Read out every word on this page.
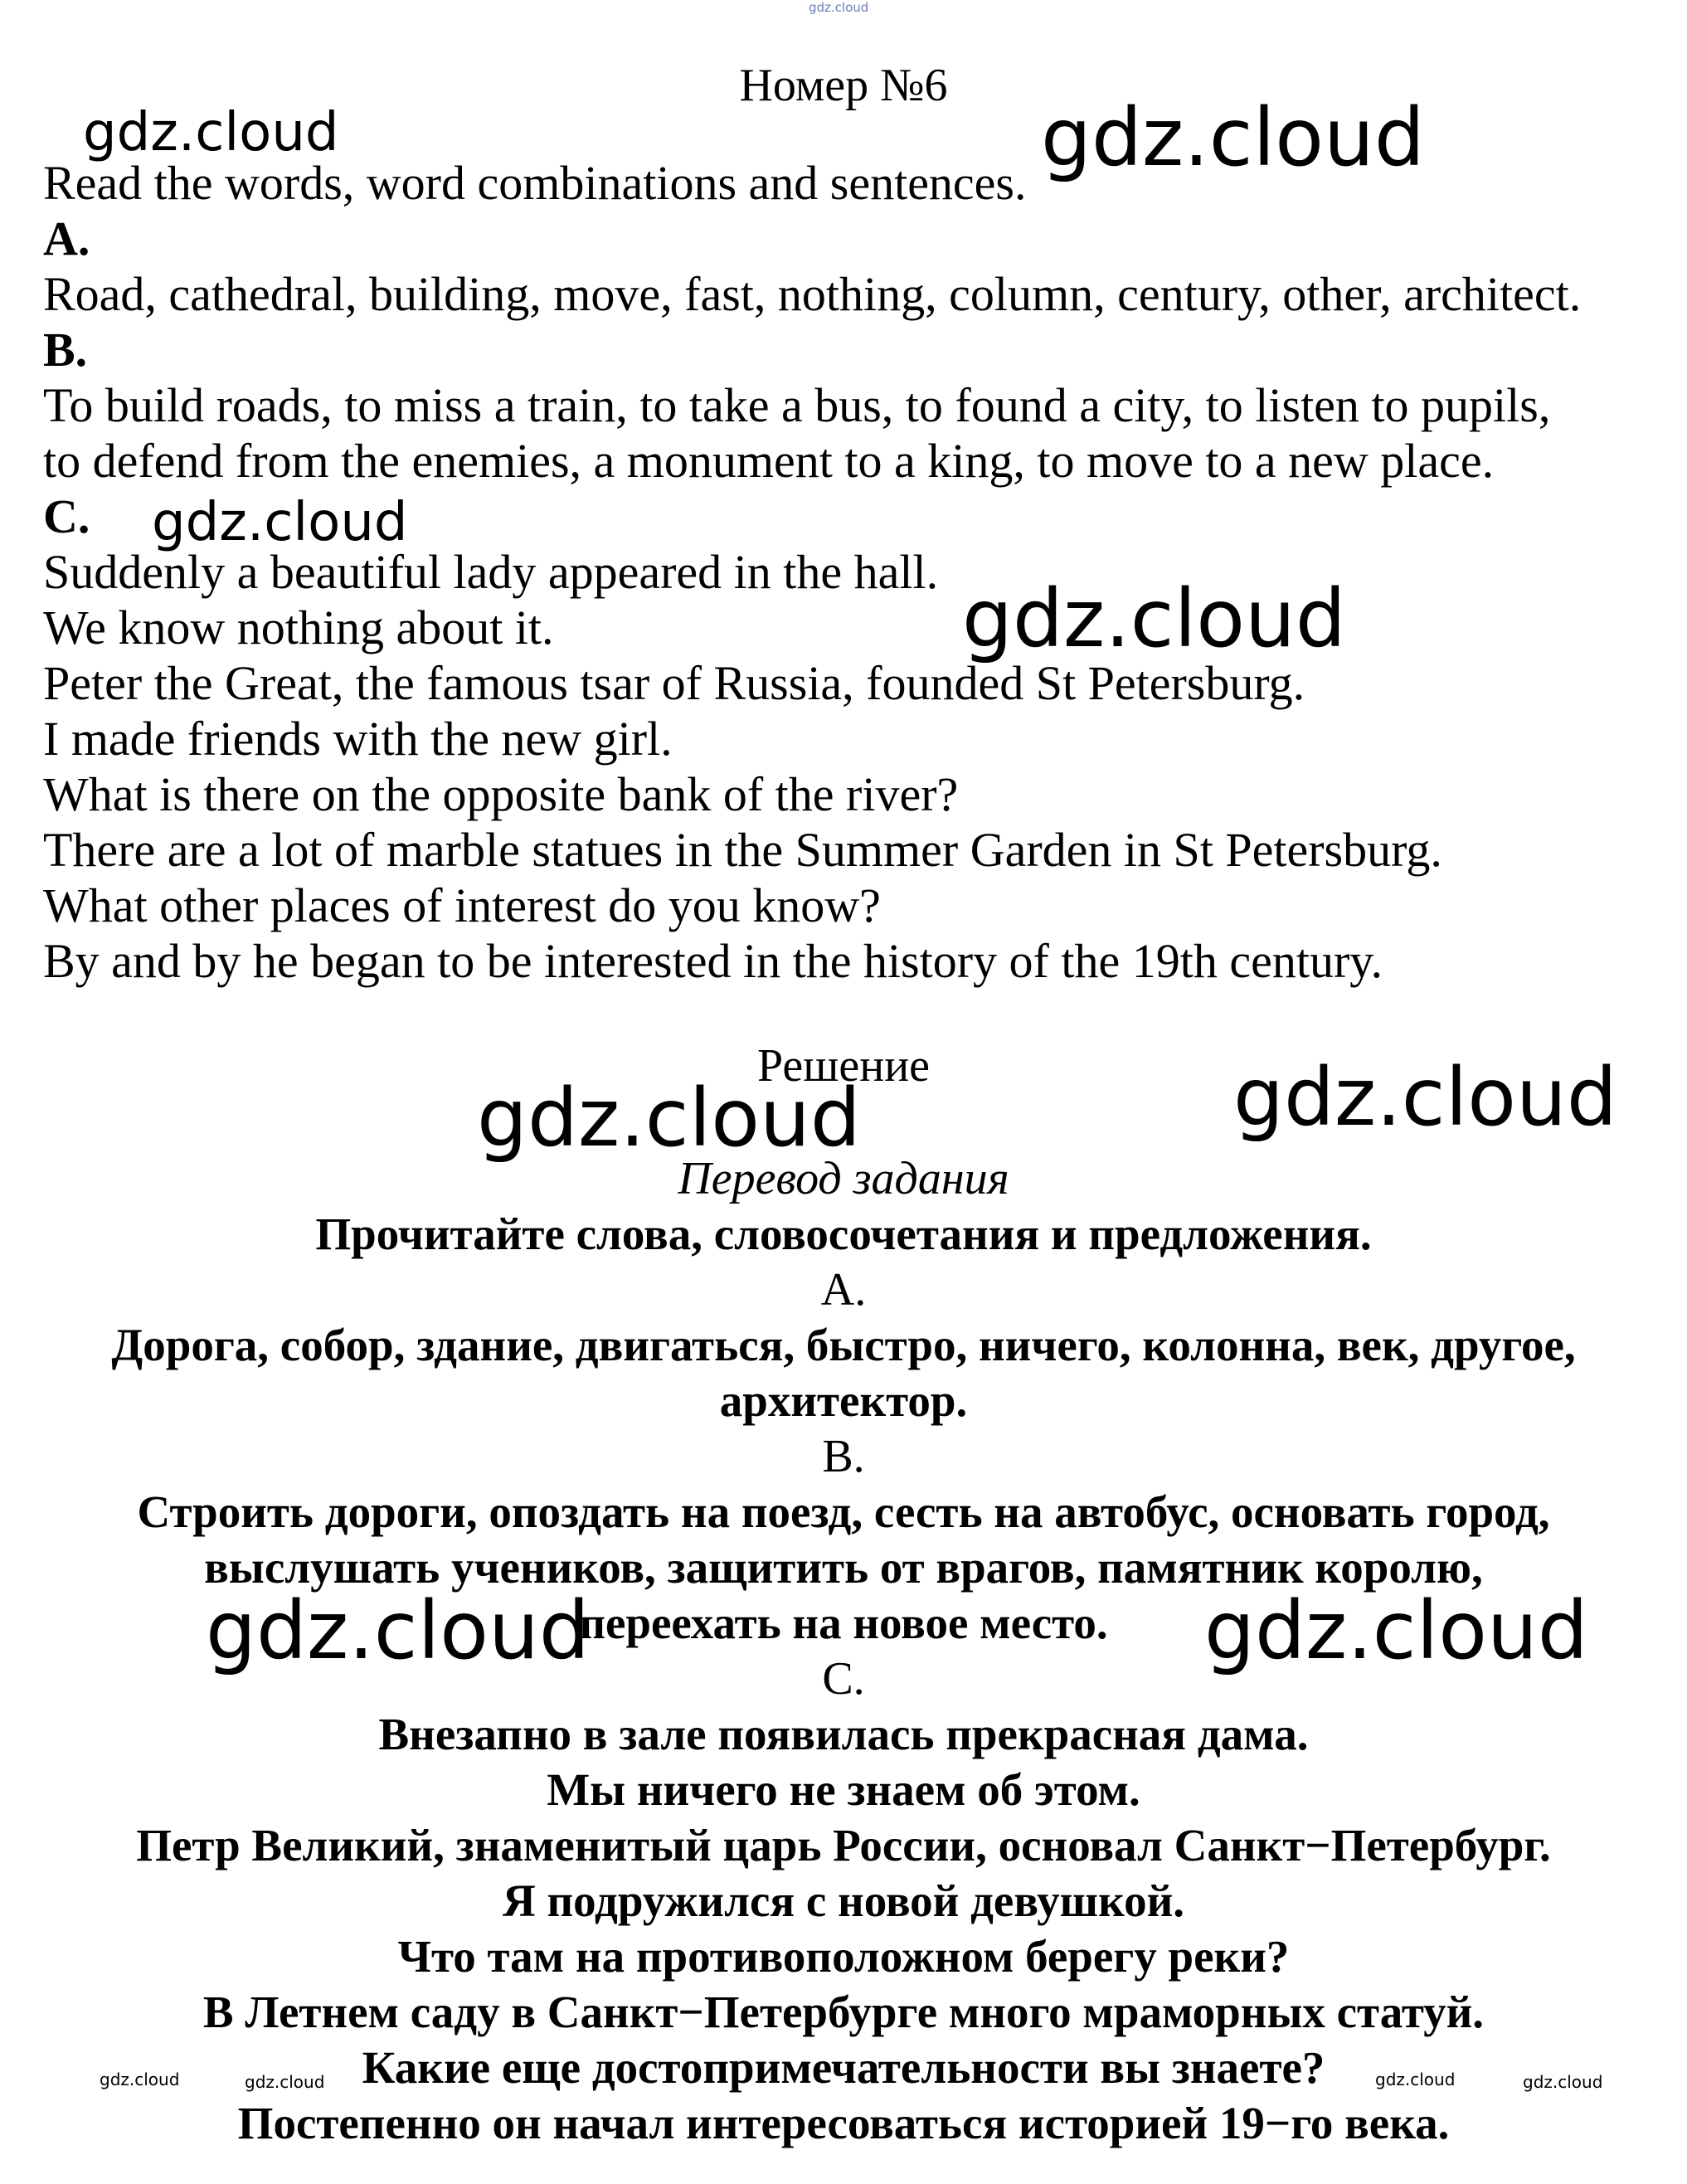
gdz.cloud
Номер №6
Read the words, word combinations and sentences.
A.
Road, cathedral, building, move, fast, nothing, column, century, other, architect.
B.
To build roads, to miss a train, to take a bus, to found a city, to listen to pupils,
to defend from the enemies, a monument to a king, to move to a new place.
C.
Suddenly a beautiful lady appeared in the hall.
We know nothing about it.
Peter the Great, the famous tsar of Russia, founded St Petersburg.
I made friends with the new girl.
What is there on the opposite bank of the river?
There are a lot of marble statues in the Summer Garden in St Petersburg.
What other places of interest do you know?
By and by he began to be interested in the history of the 19th century.
Решение
Перевод задания
Прочитайте слова, словосочетания и предложения.
A.
Дорога, собор, здание, двигаться, быстро, ничего, колонна, век, другое,
архитектор.
B.
Строить дороги, опоздать на поезд, сесть на автобус, основать город,
выслушать учеников, защитить от врагов, памятник королю,
переехать на новое место.
C.
Внезапно в зале появилась прекрасная дама.
Мы ничего не знаем об этом.
Петр Великий, знаменитый царь России, основал Санкт−Петербург.
Я подружился с новой девушкой.
Что там на противоположном берегу реки?
В Летнем саду в Санкт−Петербурге много мраморных статуй.
Какие еще достопримечательности вы знаете?
Постепенно он начал интересоваться историей 19−го века.
gdz.cloud	gdz.cloud
gdz.cloud
gdz.cloud
gdz.cloud	gdz.cloud
gdz.cloud	gdz.cloud
gdz.cloud	gdz.cloud	gdz.cloud	gdz.cloud
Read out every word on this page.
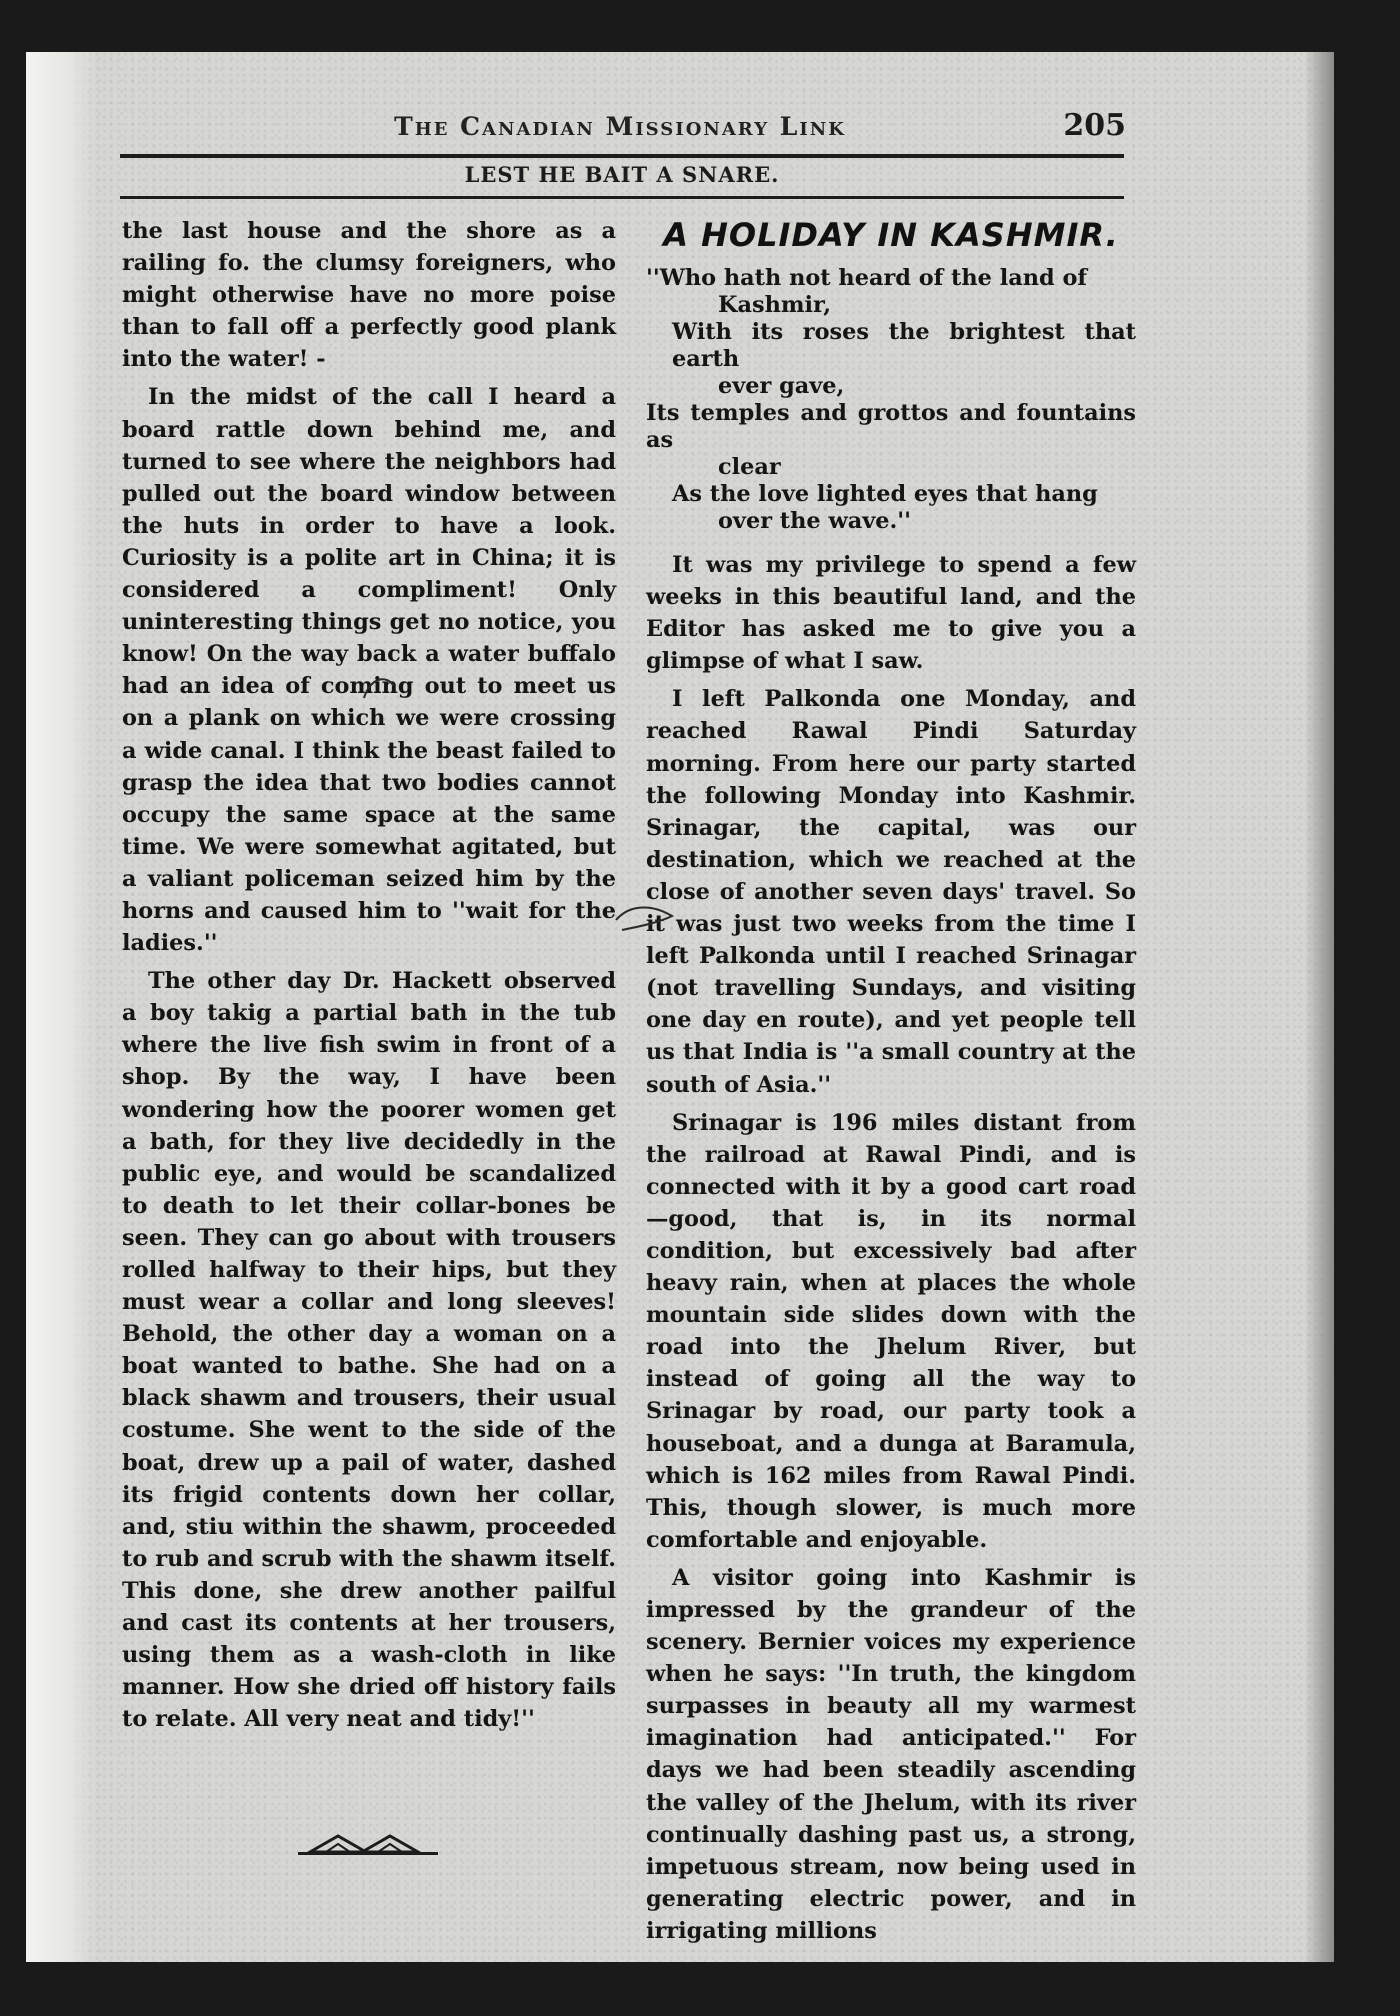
The Canadian Missionary Link	205
LEST HE BAIT A SNARE.

the last house and the shore as a railing fo. the clumsy foreigners, who might otherwise have no more poise than to fall off a perfectly good plank into the water! -

In the midst of the call I heard a board rattle down behind me, and turned to see where the neighbors had pulled out the board window between the huts in order to have a look. Curiosity is a polite art in China; it is considered a compliment! Only uninteresting things get no notice, you know! On the way back a water buffalo had an idea of coming out to meet us on a plank on which we were crossing a wide canal. I think the beast failed to grasp the idea that two bodies cannot occupy the same space at the same time. We were somewhat agitated, but a valiant policeman seized him by the horns and caused him to ''wait for the ladies.''

The other day Dr. Hackett observed a boy takig a partial bath in the tub where the live fish swim in front of a shop. By the way, I have been wondering how the poorer women get a bath, for they live decidedly in the public eye, and would be scandalized to death to let their collar-bones be seen. They can go about with trousers rolled halfway to their hips, but they must wear a collar and long sleeves! Behold, the other day a woman on a boat wanted to bathe. She had on a black shawm and trousers, their usual costume. She went to the side of the boat, drew up a pail of water, dashed its frigid contents down her collar, and, stiu within the shawm, proceeded to rub and scrub with the shawm itself. This done, she drew another pailful and cast its contents at her trousers, using them as a wash-cloth in like manner. How she dried off history fails to relate. All very neat and tidy!''

A HOLIDAY IN KASHMIR.
''Who hath not heard of the land of
Kashmir,
With its roses the brightest that earth
ever gave,
Its temples and grottos and fountains as
clear
As the love lighted eyes that hang
over the wave.''

It was my privilege to spend a few weeks in this beautiful land, and the Editor has asked me to give you a glimpse of what I saw.

I left Palkonda one Monday, and reached Rawal Pindi Saturday morning. From here our party started the following Monday into Kashmir. Srinagar, the capital, was our destination, which we reached at the close of another seven days' travel. So it was just two weeks from the time I left Palkonda until I reached Srinagar (not travelling Sundays, and visiting one day en route), and yet people tell us that India is ''a small country at the south of Asia.''

Srinagar is 196 miles distant from the railroad at Rawal Pindi, and is connected with it by a good cart road—good, that is, in its normal condition, but excessively bad after heavy rain, when at places the whole mountain side slides down with the road into the Jhelum River, but instead of going all the way to Srinagar by road, our party took a houseboat, and a dunga at Baramula, which is 162 miles from Rawal Pindi. This, though slower, is much more comfortable and enjoyable.

A visitor going into Kashmir is impressed by the grandeur of the scenery. Bernier voices my experience when he says: ''In truth, the kingdom surpasses in beauty all my warmest imagination had anticipated.'' For days we had been steadily ascending the valley of the Jhelum, with its river continually dashing past us, a strong, impetuous stream, now being used in generating electric power, and in irrigating millions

------------------------------------------------------------

• **What needs to be done**: Print each record exactly as it stands, leaving the images out.

• **Result for this task**:
Read out every word on this page.
gdz.cloud
Номер №6
Read the words, word combinations and sentences.
A.
Road, cathedral, building, move, fast, nothing, column, century, other, architect.
B.
To build roads, to miss a train, to take a bus, to found a city, to listen to pupils,
to defend from the enemies, a monument to a king, to move to a new place.
C.
Suddenly a beautiful lady appeared in the hall.
We know nothing about it.
Peter the Great, the famous tsar of Russia, founded St Petersburg.
I made friends with the new girl.
What is there on the opposite bank of the river?
There are a lot of marble statues in the Summer Garden in St Petersburg.
What other places of interest do you know?
By and by he began to be interested in the history of the 19th century.
Решение
Перевод задания
Прочитайте слова, словосочетания и предложения.
A.
Дорога, собор, здание, двигаться, быстро, ничего, колонна, век, другое,
архитектор.
B.
Строить дороги, опоздать на поезд, сесть на автобус, основать город,
выслушать учеников, защитить от врагов, памятник королю,
переехать на новое место.
C.
Внезапно в зале появилась прекрасная дама.
Мы ничего не знаем об этом.
Петр Великий, знаменитый царь России, основал Санкт−Петербург.
Я подружился с новой девушкой.
Что там на противоположном берегу реки?
В Летнем саду в Санкт−Петербурге много мраморных статуй.
Какие еще достопримечательности вы знаете?
Постепенно он начал интересоваться историей 19−го века.
gdz.cloud	gdz.cloud
gdz.cloud
gdz.cloud
gdz.cloud	gdz.cloud
gdz.cloud	gdz.cloud
gdz.cloud	gdz.cloud	gdz.cloud	gdz.cloud
Read out every word on this page.
The Canadian Missionary Link	205
LEST HE BAIT A SNARE.

the last house and the shore as a railing fo. the clumsy foreigners, who might otherwise have no more poise than to fall off a perfectly good plank into the water! -

In the midst of the call I heard a board rattle down behind me, and turned to see where the neighbors had pulled out the board window between the huts in order to have a look. Curiosity is a polite art in China; it is considered a compliment! Only uninteresting things get no notice, you know! On the way back a water buffalo had an idea of coming out to meet us on a plank on which we were crossing a wide canal. I think the beast failed to grasp the idea that two bodies cannot occupy the same space at the same time. We were somewhat agitated, but a valiant policeman seized him by the horns and caused him to ''wait for the ladies.''

The other day Dr. Hackett observed a boy takig a partial bath in the tub where the live fish swim in front of a shop. By the way, I have been wondering how the poorer women get a bath, for they live decidedly in the public eye, and would be scandalized to death to let their collar-bones be seen. They can go about with trousers rolled halfway to their hips, but they must wear a collar and long sleeves! Behold, the other day a woman on a boat wanted to bathe. She had on a black shawm and trousers, their usual costume. She went to the side of the boat, drew up a pail of water, dashed its frigid contents down her collar, and, stiu within the shawm, proceeded to rub and scrub with the shawm itself. This done, she drew another pailful and cast its contents at her trousers, using them as a wash-cloth in like manner. How she dried off history fails to relate. All very neat and tidy!''

A HOLIDAY IN KASHMIR.
''Who hath not heard of the land of
Kashmir,
With its roses the brightest that earth
ever gave,
Its temples and grottos and fountains as
clear
As the love lighted eyes that hang
over the wave.''

It was my privilege to spend a few weeks in this beautiful land, and the Editor has asked me to give you a glimpse of what I saw.

I left Palkonda one Monday, and reached Rawal Pindi Saturday morning. From here our party started the following Monday into Kashmir. Srinagar, the capital, was our destination, which we reached at the close of another seven days' travel. So it was just two weeks from the time I left Palkonda until I reached Srinagar (not travelling Sundays, and visiting one day en route), and yet people tell us that India is ''a small country at the south of Asia.''

Srinagar is 196 miles distant from the railroad at Rawal Pindi, and is connected with it by a good cart road—good, that is, in its normal condition, but excessively bad after heavy rain, when at places the whole mountain side slides down with the road into the Jhelum River, but instead of going all the way to Srinagar by road, our party took a houseboat, and a dunga at Baramula, which is 162 miles from Rawal Pindi. This, though slower, is much more comfortable and enjoyable.

A visitor going into Kashmir is impressed by the grandeur of the scenery. Bernier voices my experience when he says: ''In truth, the kingdom surpasses in beauty all my warmest imagination had anticipated.'' For days we had been steadily ascending the valley of the Jhelum, with its river continually dashing past us, a strong, impetuous stream, now being used in generating electric power, and in irrigating millions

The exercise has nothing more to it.